--- start of Raw records ---
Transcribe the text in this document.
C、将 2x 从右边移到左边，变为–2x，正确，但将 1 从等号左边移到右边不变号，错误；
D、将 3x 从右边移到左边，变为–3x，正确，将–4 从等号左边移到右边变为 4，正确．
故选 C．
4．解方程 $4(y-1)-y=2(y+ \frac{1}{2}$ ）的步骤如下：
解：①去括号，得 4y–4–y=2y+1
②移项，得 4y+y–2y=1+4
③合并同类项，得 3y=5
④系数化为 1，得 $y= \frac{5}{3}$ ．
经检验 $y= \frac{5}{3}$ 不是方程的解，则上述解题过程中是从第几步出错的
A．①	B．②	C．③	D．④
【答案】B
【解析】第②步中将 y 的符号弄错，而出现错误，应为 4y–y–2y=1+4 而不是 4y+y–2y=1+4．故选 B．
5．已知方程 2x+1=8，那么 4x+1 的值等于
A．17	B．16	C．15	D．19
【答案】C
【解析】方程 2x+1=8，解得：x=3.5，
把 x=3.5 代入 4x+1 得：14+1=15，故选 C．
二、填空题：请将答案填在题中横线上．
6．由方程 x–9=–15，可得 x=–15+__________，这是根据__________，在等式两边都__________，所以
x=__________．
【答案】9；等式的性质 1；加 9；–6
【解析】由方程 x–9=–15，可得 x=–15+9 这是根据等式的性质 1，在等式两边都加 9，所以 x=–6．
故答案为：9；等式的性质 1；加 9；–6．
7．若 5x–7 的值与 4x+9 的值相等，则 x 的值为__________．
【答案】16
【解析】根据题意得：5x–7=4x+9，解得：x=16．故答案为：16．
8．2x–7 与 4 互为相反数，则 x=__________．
--- end of Raw records ---
* Stated problem *
Where a line in the material contains "故答案为", copy that line.

* Output *
故答案为：9；等式的性质 1；加 9；–6．
【解析】根据题意得：5x–7=4x+9，解得：x=16．故答案为：16．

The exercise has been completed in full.